SHORT TASK »
Look through the lines below and state how many hold the word "изменений". Write only the number.

● ● ●

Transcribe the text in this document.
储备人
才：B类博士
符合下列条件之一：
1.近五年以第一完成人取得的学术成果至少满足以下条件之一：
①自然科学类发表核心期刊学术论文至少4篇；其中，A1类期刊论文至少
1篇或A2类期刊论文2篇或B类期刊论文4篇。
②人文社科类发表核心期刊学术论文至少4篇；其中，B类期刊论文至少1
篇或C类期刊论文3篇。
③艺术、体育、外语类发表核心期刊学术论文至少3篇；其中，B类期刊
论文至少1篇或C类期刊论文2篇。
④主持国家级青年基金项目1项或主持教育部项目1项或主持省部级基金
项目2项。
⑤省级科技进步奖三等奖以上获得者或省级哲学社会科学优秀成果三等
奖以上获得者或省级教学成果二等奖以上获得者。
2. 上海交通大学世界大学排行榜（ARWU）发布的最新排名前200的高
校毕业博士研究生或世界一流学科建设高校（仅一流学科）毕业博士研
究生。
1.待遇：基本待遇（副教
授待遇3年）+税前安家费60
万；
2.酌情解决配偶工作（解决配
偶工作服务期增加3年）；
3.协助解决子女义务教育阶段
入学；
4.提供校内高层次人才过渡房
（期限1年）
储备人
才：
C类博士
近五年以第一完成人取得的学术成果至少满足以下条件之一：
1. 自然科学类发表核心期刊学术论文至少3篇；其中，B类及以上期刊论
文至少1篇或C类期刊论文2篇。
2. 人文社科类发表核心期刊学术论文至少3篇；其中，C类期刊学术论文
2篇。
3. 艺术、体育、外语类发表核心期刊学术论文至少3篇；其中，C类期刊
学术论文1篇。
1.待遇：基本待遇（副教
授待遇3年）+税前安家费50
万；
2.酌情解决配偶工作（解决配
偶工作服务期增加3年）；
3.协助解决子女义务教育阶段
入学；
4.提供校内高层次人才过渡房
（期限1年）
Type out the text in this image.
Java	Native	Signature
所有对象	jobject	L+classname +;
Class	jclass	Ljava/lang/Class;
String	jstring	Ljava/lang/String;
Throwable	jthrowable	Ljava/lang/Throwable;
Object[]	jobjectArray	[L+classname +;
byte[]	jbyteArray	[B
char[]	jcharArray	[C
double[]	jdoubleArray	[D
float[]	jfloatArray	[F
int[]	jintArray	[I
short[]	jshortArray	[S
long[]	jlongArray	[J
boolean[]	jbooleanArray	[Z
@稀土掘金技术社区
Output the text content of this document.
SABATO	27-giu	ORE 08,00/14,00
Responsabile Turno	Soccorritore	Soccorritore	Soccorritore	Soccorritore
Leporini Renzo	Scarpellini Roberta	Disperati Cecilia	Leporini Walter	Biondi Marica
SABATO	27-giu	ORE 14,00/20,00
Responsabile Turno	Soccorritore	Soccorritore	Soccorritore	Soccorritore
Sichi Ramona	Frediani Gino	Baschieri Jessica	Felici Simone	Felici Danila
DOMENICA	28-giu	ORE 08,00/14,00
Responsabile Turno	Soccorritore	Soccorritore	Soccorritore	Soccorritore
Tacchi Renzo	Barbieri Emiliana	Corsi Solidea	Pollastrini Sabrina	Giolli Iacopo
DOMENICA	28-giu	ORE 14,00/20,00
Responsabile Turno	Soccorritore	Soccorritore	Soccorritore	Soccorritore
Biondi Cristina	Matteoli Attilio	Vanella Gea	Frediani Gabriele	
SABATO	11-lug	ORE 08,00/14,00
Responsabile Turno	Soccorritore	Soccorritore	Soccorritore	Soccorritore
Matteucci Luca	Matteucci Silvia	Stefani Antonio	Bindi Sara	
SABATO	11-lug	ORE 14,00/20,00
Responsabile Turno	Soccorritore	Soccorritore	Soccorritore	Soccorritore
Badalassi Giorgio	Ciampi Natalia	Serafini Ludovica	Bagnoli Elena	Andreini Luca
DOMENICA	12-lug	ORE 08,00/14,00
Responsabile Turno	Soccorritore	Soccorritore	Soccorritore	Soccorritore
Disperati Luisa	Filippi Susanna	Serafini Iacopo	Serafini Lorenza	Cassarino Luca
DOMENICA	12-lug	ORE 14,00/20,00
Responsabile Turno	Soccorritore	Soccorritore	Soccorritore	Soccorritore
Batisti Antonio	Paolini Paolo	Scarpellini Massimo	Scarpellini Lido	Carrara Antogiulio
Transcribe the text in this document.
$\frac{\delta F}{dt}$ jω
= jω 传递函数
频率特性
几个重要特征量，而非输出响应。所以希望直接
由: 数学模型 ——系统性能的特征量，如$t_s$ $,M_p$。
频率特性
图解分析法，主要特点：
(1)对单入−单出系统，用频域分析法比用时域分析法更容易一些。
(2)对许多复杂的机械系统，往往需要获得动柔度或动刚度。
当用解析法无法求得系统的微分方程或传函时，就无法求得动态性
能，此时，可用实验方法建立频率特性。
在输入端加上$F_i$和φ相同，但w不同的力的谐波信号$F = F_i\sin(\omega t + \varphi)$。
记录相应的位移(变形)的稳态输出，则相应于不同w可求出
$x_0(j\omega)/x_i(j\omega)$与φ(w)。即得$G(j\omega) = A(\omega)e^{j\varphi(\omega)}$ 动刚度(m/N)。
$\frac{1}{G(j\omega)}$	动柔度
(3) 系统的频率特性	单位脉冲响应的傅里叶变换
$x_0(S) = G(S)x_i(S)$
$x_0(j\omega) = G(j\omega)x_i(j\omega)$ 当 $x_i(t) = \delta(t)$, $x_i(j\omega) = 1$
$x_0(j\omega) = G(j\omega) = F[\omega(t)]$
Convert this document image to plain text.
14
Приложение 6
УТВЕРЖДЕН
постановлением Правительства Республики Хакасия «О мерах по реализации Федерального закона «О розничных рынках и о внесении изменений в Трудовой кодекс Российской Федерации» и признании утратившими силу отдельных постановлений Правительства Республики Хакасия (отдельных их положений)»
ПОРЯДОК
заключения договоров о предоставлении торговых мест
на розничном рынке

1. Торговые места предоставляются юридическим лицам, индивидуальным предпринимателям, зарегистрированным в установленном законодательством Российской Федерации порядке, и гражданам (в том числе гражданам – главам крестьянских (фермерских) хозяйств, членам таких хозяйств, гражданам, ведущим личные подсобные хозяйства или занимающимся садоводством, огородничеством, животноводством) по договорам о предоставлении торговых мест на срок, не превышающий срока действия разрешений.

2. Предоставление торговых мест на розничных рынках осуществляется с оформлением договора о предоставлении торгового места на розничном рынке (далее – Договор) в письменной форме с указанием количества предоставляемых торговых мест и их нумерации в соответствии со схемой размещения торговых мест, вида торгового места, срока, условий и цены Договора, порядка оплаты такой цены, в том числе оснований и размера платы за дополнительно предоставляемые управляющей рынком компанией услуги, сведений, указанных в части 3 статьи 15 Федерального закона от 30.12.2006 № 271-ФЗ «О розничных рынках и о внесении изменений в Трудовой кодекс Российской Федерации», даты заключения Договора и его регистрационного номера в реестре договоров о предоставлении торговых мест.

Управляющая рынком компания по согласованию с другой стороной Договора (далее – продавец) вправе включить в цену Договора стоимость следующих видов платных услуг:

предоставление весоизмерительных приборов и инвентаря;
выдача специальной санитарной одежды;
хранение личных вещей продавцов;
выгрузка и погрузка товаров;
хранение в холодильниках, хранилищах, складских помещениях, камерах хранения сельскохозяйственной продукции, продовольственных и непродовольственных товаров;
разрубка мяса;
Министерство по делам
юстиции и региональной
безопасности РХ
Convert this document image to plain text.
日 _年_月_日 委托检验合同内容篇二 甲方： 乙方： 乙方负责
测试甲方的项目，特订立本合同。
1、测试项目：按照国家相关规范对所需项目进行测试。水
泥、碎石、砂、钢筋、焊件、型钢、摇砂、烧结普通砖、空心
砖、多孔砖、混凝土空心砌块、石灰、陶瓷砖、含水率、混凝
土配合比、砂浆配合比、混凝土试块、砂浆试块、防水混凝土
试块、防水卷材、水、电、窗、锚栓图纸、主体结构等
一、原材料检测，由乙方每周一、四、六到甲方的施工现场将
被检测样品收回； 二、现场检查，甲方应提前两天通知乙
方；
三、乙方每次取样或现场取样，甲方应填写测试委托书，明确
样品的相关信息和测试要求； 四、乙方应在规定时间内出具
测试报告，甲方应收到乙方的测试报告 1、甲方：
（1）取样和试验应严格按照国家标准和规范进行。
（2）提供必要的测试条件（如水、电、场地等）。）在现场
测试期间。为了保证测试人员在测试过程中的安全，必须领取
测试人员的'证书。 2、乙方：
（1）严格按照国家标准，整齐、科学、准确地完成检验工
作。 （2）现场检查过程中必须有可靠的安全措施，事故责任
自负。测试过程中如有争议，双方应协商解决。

● ● ●

RESPONSE TO THE EXERCISE »
2